**** Extracted information

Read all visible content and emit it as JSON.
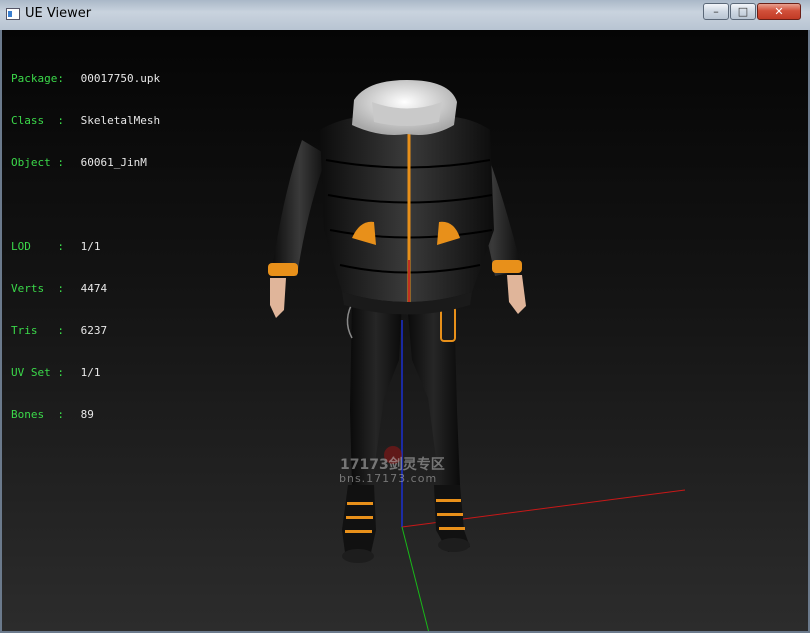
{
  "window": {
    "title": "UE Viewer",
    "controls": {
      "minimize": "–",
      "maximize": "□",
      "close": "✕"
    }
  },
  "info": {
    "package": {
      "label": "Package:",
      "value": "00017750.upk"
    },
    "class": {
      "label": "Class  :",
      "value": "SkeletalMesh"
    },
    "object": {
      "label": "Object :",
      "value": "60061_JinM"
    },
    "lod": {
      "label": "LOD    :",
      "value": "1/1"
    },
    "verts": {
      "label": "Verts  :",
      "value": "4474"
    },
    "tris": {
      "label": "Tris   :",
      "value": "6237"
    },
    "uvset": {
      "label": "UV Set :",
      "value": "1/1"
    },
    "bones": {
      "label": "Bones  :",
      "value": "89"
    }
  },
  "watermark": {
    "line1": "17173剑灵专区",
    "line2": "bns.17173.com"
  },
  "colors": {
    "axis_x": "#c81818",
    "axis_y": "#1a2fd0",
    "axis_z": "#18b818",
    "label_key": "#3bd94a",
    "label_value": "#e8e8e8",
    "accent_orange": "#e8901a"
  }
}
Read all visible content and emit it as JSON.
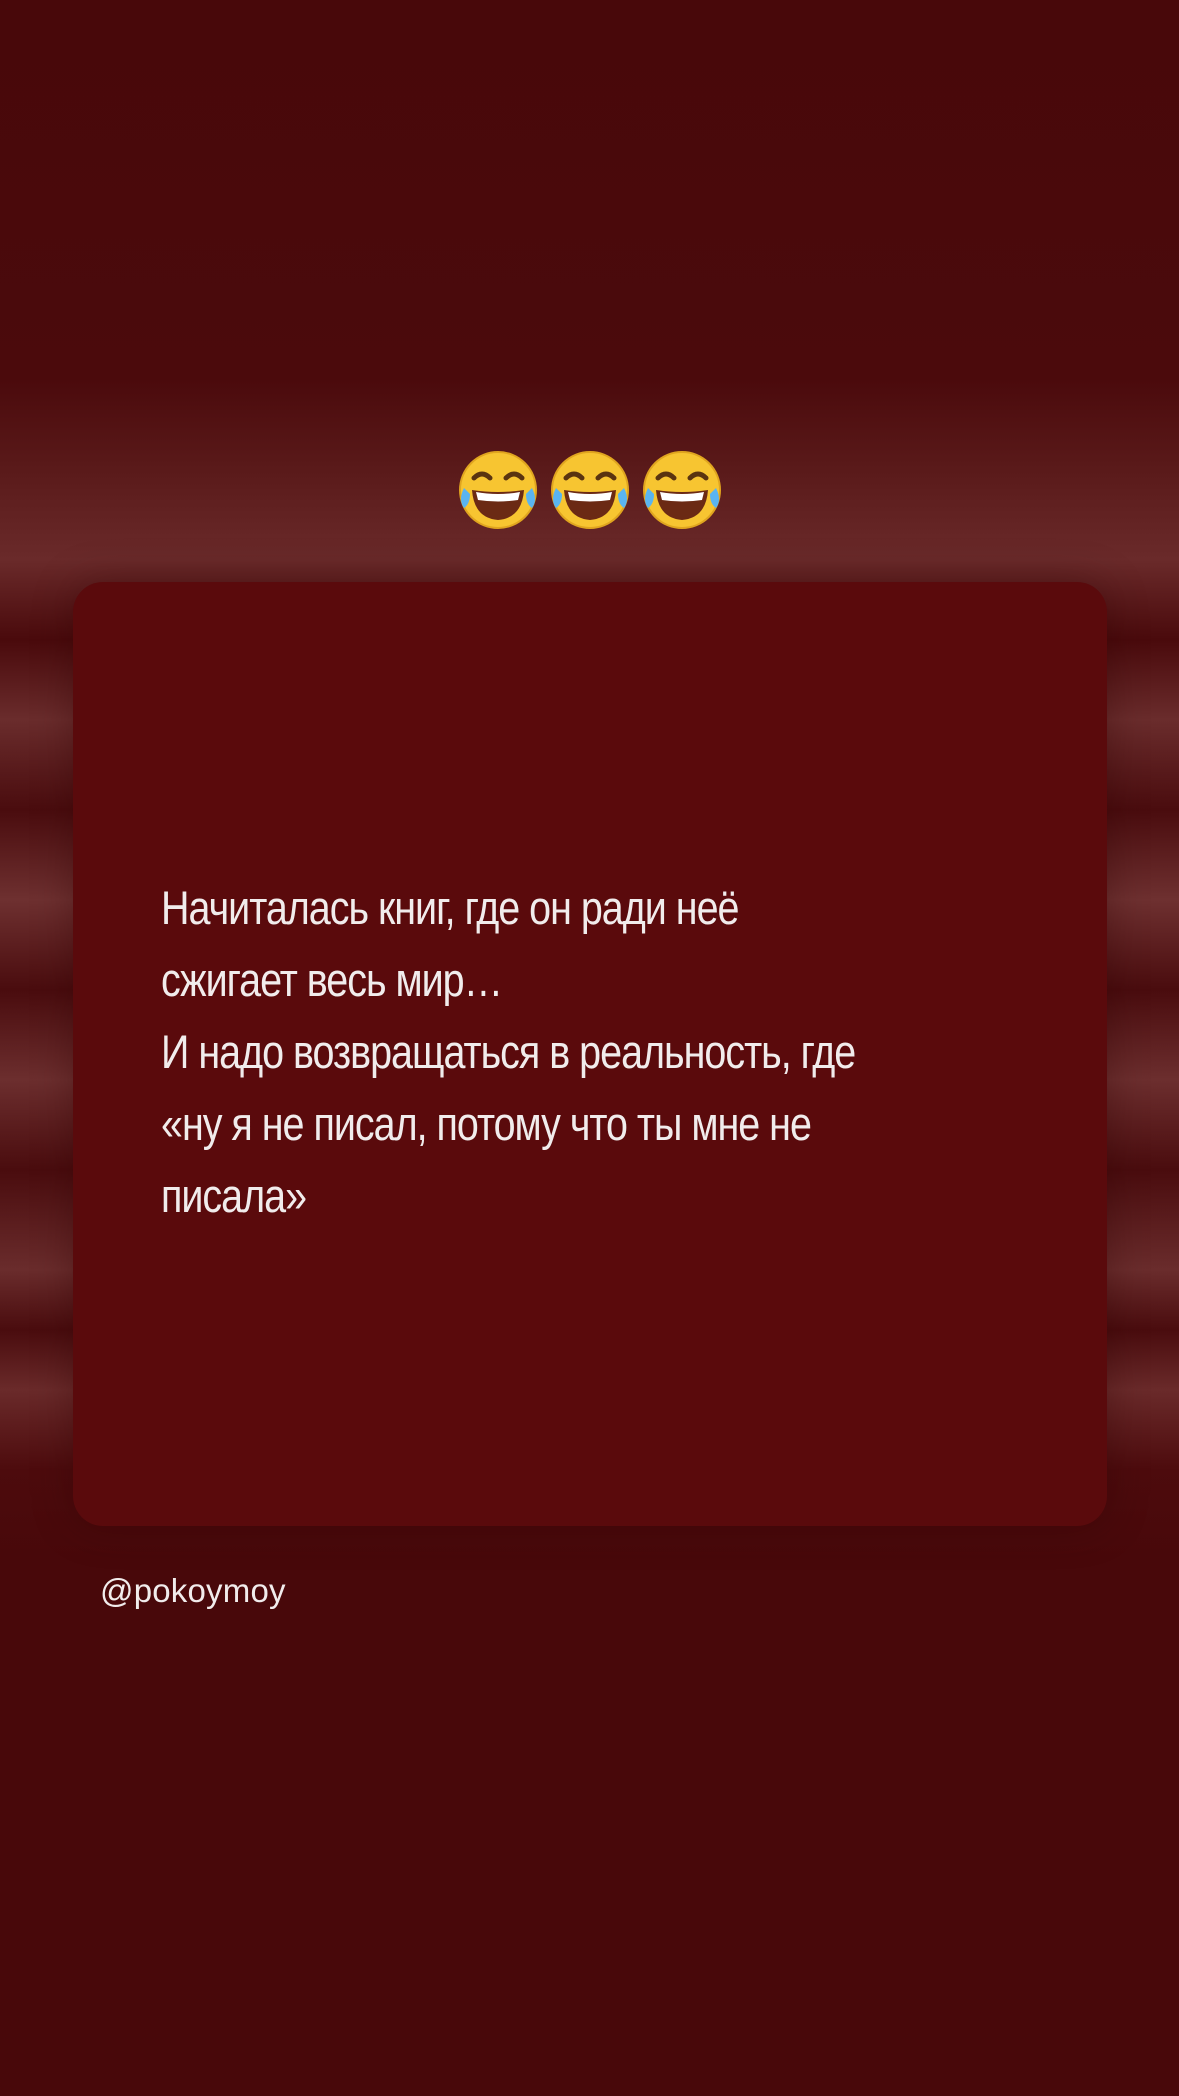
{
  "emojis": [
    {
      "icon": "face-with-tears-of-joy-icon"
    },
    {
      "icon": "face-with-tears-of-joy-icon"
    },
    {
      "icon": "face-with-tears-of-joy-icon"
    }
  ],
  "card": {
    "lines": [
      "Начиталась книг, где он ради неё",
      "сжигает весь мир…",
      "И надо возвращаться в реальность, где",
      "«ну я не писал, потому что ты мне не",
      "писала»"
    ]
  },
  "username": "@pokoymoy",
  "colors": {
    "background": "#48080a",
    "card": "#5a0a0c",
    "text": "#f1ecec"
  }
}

********

| Problem details |
Set down every entry word for word, but omit the pictures.

| Solution for this task |
Read all visible content and emit it as JSON.
{
  "window": {
    "title": "UE Viewer",
    "controls": {
      "minimize": "–",
      "maximize": "□",
      "close": "✕"
    }
  },
  "info": {
    "package": {
      "label": "Package:",
      "value": "00017750.upk"
    },
    "class": {
      "label": "Class  :",
      "value": "SkeletalMesh"
    },
    "object": {
      "label": "Object :",
      "value": "60061_JinM"
    },
    "lod": {
      "label": "LOD    :",
      "value": "1/1"
    },
    "verts": {
      "label": "Verts  :",
      "value": "4474"
    },
    "tris": {
      "label": "Tris   :",
      "value": "6237"
    },
    "uvset": {
      "label": "UV Set :",
      "value": "1/1"
    },
    "bones": {
      "label": "Bones  :",
      "value": "89"
    }
  },
  "watermark": {
    "line1": "17173剑灵专区",
    "line2": "bns.17173.com"
  },
  "colors": {
    "axis_x": "#c81818",
    "axis_y": "#1a2fd0",
    "axis_z": "#18b818",
    "label_key": "#3bd94a",
    "label_value": "#e8e8e8",
    "accent_orange": "#e8901a"
  }
}
Read all visible content and emit it as JSON.
{
  "emojis": [
    {
      "icon": "face-with-tears-of-joy-icon"
    },
    {
      "icon": "face-with-tears-of-joy-icon"
    },
    {
      "icon": "face-with-tears-of-joy-icon"
    }
  ],
  "card": {
    "lines": [
      "Начиталась книг, где он ради неё",
      "сжигает весь мир…",
      "И надо возвращаться в реальность, где",
      "«ну я не писал, потому что ты мне не",
      "писала»"
    ]
  },
  "username": "@pokoymoy",
  "colors": {
    "background": "#48080a",
    "card": "#5a0a0c",
    "text": "#f1ecec"
  }
}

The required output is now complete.